* _WRITTEN PROBLEM_
Set down every entry word for word. Omit the pictures.
§
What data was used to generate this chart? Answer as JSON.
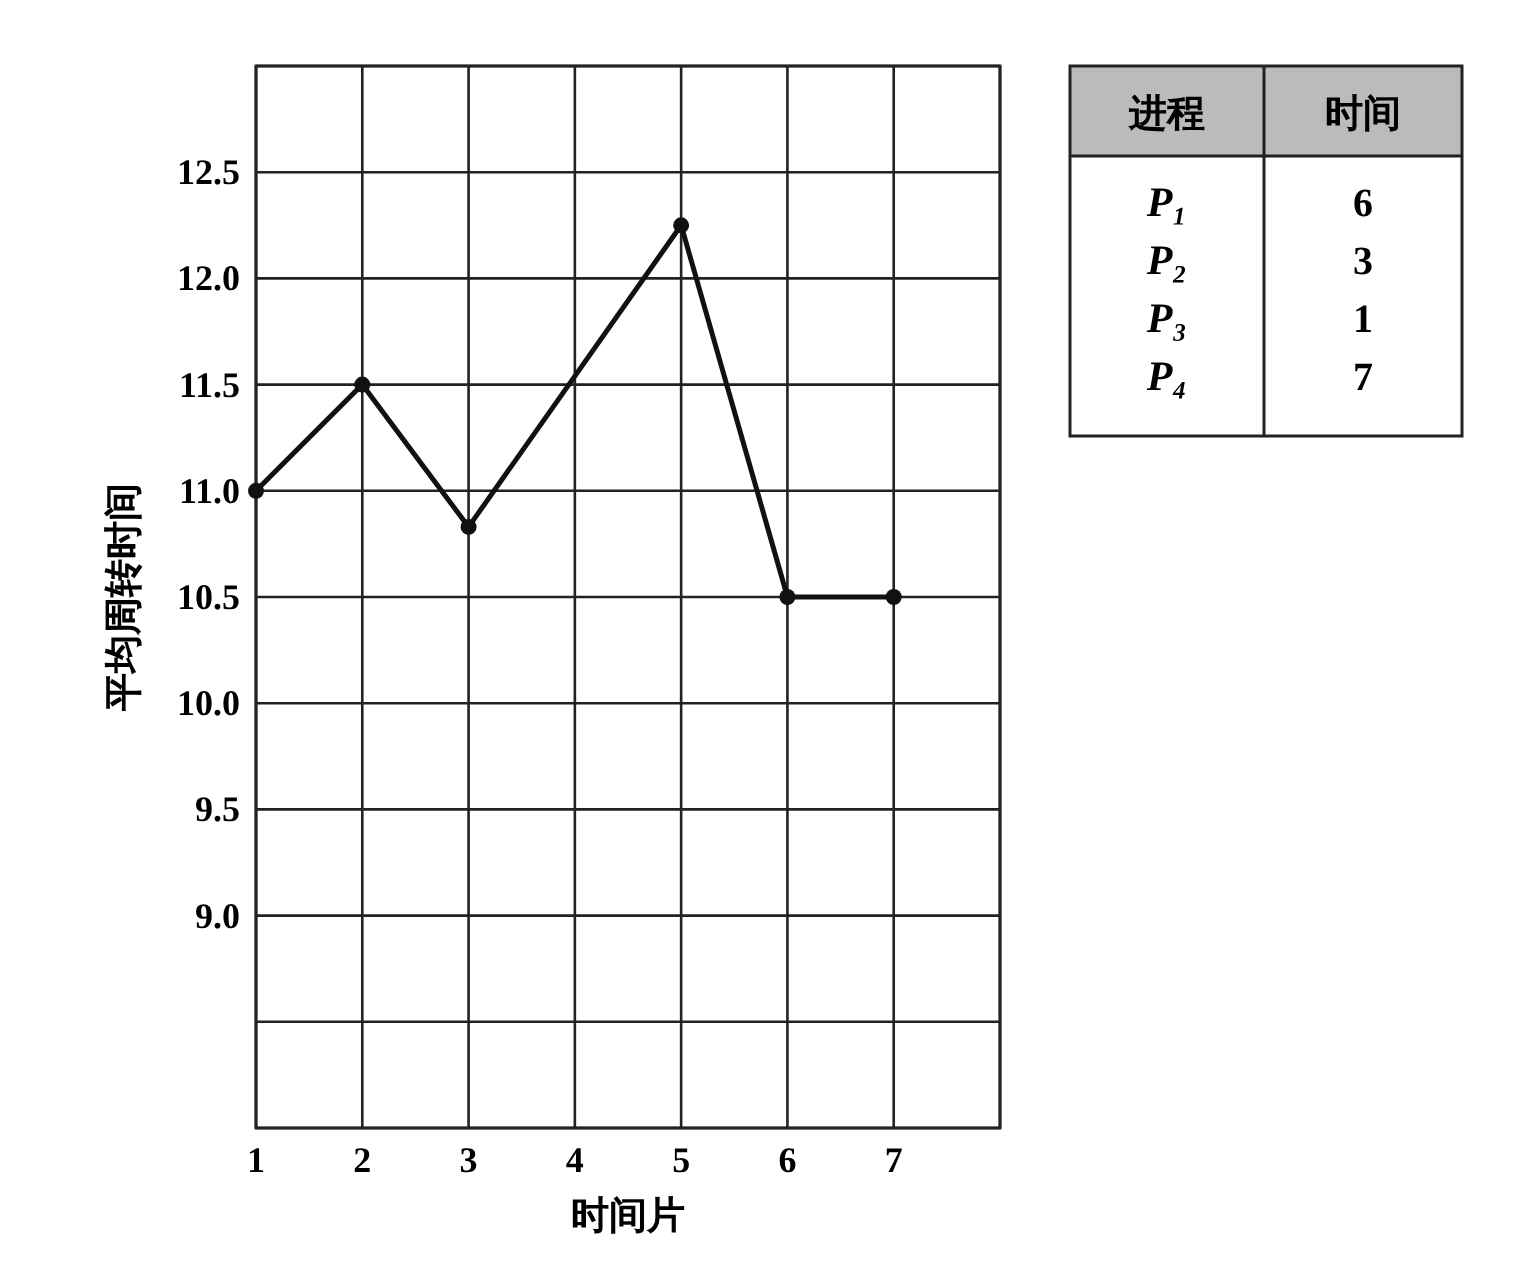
{
  "chart_data": [
    {
      "type": "line",
      "xlabel": "时间片",
      "ylabel": "平均周转时间",
      "x": [
        1,
        2,
        3,
        5,
        6,
        7
      ],
      "series": [
        {
          "color": "#111111",
          "values": [
            11.0,
            11.5,
            10.83,
            12.25,
            10.5,
            10.5
          ]
        }
      ],
      "xlim": [
        1,
        8
      ],
      "xticks": [
        1,
        2,
        3,
        4,
        5,
        6,
        7,
        {
          "value": 8,
          "label": null
        }
      ],
      "ylim": [
        8,
        13
      ],
      "yticks": [
        {
          "value": 8,
          "label": null
        },
        {
          "value": 8.5,
          "label": null
        },
        {
          "value": 9,
          "label": "9.0"
        },
        {
          "value": 9.5,
          "label": "9.5"
        },
        {
          "value": 10,
          "label": "10.0"
        },
        {
          "value": 10.5,
          "label": "10.5"
        },
        {
          "value": 11,
          "label": "11.0"
        },
        {
          "value": 11.5,
          "label": "11.5"
        },
        {
          "value": 12,
          "label": "12.0"
        },
        {
          "value": 12.5,
          "label": "12.5"
        },
        {
          "value": 13,
          "label": null
        }
      ],
      "grid": true,
      "marker": "circle",
      "line_style": "solid"
    },
    {
      "type": "other",
      "annotations": [
        "进程",
        "时间",
        "P₁",
        "6",
        "P₂",
        "3",
        "P₃",
        "1",
        "P₄",
        "7"
      ]
    }
  ]
}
§
* _RESULT FOR THIS TASK_
What data was used to generate this chart? Answer as JSON.
{
  "chart_data": [
    {
      "type": "line",
      "xlabel": "时间片",
      "ylabel": "平均周转时间",
      "x": [
        1,
        2,
        3,
        5,
        6,
        7
      ],
      "series": [
        {
          "color": "#111111",
          "values": [
            11.0,
            11.5,
            10.83,
            12.25,
            10.5,
            10.5
          ]
        }
      ],
      "xlim": [
        1,
        8
      ],
      "xticks": [
        1,
        2,
        3,
        4,
        5,
        6,
        7,
        {
          "value": 8,
          "label": null
        }
      ],
      "ylim": [
        8,
        13
      ],
      "yticks": [
        {
          "value": 8,
          "label": null
        },
        {
          "value": 8.5,
          "label": null
        },
        {
          "value": 9,
          "label": "9.0"
        },
        {
          "value": 9.5,
          "label": "9.5"
        },
        {
          "value": 10,
          "label": "10.0"
        },
        {
          "value": 10.5,
          "label": "10.5"
        },
        {
          "value": 11,
          "label": "11.0"
        },
        {
          "value": 11.5,
          "label": "11.5"
        },
        {
          "value": 12,
          "label": "12.0"
        },
        {
          "value": 12.5,
          "label": "12.5"
        },
        {
          "value": 13,
          "label": null
        }
      ],
      "grid": true,
      "marker": "circle",
      "line_style": "solid"
    },
    {
      "type": "other",
      "annotations": [
        "进程",
        "时间",
        "P₁",
        "6",
        "P₂",
        "3",
        "P₃",
        "1",
        "P₄",
        "7"
      ]
    }
  ]
}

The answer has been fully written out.